Clinical findings in EE can be subdivided into three categories to aid the ophthalmologist to rule in the diagnosis. Positive signs are strongly suggestive of endogenous endophthalmitis, whereas probable signs are non-specific but could be present in a case of EE. Table 1 provides a list of clinical signs associated with EE.

Table 1. Ocular signs suggestive of endogenous endophthalmitis [13], [42]

Visual acuity, as explained above, can be variably affected at the time of presentation, but is generally used as an outcome measure along with a dilated funduscopic examination to follow up the patient after starting treatment. A relative afferent pupillary defect (RAPD) can also be present and can guide the need for a vitrectomy [26].

A large study was conducted to assess the involvement of eyes in patients with candidemia. A total of 370 patients were enrolled; among them, 60 (16.2 %) patients were found to have ocular manifestations on fundoscopic examination. Among these 60 subjects with ocular involvement, 6 patients were diagnosed with EE [43]. In approximately 18 % of the patients, new lesions were seen after an initial negative funduscopic examination. This led to a hypothesis that there is a significant time delay between seeding and development of visible retinal lesions; therefore, patients may have a normal retinal exam initially.

In order to classify the severity of ocular involvement in EE, numerous attempts have been made to classify the disease. However, there is no unifying broadly accepted classification for EE available till date. Ishibashi et al. and Petit et al. have previously proposed clinical classifications of fungal EE [47], [48].


The diagnosis of EE requires a high index of suspicion with presence of one of the above mentioned systemic risk factors and/or presence of characteristic ocular findings on detailed ophthalmoscopic examination (Table 1) [49]. However a clinical diagnosis of EE is always difficult as it has a high false negative rate for EE [5], [49]. Multiple clinic visits may be required to confirm the diagnosis. It is also important to note that the presence of EE is generally not among the major concerns in patients with life-threatening invasive fungal diseases or sepsis secondary to a bacterial etiology [50], and hence the diagnosis of EE may be delayed with other morbidities being managed acutely.

To confirm the presence of a specific etiology, vitreous aspiration and diagnostic vitrectomy followed by a culture and histological examination are commonly used [16], [43], [51]. The need for a diagnostic vitrectomy is dependent on the clinician’s judgment. Vitrectomy has a higher diagnostic yield for culture (92 %) compared to a vitreous aspirate (44 %) as shown by Lingappan et al. [5]. Similar results were obtained in another study with needle biopsy negative cases growing organisms on culture following vitrectomy [52]. The study showed that vitreous samples during vitrectomy were taken near the retinal surface, which can potentially explain the lower yield of needle biopsy as early or localized infection located near the retinal surface might be missed by a needle biopsy [16].

_DATA RECORDS_
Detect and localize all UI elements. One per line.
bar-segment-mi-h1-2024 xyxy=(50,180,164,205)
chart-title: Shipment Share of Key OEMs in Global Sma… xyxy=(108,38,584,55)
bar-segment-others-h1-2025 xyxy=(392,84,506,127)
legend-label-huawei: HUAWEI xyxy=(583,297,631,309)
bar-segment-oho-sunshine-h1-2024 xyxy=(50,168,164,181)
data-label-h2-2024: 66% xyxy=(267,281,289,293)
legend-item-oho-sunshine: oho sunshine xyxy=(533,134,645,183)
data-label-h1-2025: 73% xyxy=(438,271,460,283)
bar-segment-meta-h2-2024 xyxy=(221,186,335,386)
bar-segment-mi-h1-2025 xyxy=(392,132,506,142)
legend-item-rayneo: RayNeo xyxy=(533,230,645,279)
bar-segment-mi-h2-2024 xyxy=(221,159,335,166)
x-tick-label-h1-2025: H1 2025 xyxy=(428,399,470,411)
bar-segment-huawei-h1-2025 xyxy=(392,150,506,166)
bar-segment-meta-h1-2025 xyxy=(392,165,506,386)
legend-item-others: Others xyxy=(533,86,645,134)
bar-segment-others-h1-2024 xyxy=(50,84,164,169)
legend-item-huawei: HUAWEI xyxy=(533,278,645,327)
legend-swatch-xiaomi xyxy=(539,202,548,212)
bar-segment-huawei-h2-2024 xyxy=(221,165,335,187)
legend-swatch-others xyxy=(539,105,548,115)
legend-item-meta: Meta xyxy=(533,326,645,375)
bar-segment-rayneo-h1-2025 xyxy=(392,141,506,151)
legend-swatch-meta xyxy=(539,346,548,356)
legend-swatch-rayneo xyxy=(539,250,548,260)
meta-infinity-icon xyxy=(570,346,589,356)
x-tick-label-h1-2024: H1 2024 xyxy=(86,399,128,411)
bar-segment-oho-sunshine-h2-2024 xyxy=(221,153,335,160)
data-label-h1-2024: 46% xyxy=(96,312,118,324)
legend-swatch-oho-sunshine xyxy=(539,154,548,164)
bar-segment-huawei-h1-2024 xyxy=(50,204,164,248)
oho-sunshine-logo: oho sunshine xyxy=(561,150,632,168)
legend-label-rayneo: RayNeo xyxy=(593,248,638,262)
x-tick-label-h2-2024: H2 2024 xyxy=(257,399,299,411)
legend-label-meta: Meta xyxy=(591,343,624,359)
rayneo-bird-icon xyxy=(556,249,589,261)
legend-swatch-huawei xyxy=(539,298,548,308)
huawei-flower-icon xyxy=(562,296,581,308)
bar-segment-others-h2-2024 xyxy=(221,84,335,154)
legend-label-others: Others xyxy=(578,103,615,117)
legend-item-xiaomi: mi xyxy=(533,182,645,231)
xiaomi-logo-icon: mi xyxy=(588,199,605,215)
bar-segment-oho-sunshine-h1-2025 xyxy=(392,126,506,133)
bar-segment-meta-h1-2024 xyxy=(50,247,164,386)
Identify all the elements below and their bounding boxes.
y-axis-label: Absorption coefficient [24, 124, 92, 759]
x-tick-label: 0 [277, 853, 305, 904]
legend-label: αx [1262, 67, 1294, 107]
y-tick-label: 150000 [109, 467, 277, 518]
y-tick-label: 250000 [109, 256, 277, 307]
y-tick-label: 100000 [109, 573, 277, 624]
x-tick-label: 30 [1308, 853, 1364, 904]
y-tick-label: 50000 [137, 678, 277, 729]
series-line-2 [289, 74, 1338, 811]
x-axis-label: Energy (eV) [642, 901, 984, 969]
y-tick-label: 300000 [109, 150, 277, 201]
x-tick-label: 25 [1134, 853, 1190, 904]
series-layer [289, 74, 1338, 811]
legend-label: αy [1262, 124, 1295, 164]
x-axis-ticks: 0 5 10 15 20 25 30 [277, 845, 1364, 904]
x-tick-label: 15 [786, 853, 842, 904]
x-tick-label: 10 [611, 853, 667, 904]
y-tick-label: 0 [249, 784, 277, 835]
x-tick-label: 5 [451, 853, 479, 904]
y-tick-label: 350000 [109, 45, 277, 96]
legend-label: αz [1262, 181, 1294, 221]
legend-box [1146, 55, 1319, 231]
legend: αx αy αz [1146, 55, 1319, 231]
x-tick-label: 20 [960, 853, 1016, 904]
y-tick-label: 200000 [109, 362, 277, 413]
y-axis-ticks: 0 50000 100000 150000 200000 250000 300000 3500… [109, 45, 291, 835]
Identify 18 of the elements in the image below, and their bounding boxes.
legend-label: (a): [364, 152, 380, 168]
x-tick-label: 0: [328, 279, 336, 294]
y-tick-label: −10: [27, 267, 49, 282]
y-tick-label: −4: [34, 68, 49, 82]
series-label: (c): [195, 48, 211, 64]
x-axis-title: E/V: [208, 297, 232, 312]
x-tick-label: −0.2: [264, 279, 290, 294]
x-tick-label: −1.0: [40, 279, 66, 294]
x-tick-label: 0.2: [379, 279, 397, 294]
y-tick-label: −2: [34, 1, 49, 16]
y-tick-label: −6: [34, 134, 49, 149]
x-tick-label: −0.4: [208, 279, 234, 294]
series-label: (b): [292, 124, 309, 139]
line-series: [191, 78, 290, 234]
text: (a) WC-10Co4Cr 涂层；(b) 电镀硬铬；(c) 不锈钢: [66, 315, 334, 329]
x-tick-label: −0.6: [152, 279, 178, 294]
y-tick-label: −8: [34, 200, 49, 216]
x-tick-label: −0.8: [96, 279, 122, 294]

_THE TASK_
In the endophthalmitis excerpt, what diagnostic yields for culture are reported for vitrectomy and for a vitreous aspirate?

_RESPONSE_
Vitrectomy has a 92% yield for culture, compared with 44% for a vitreous aspirate.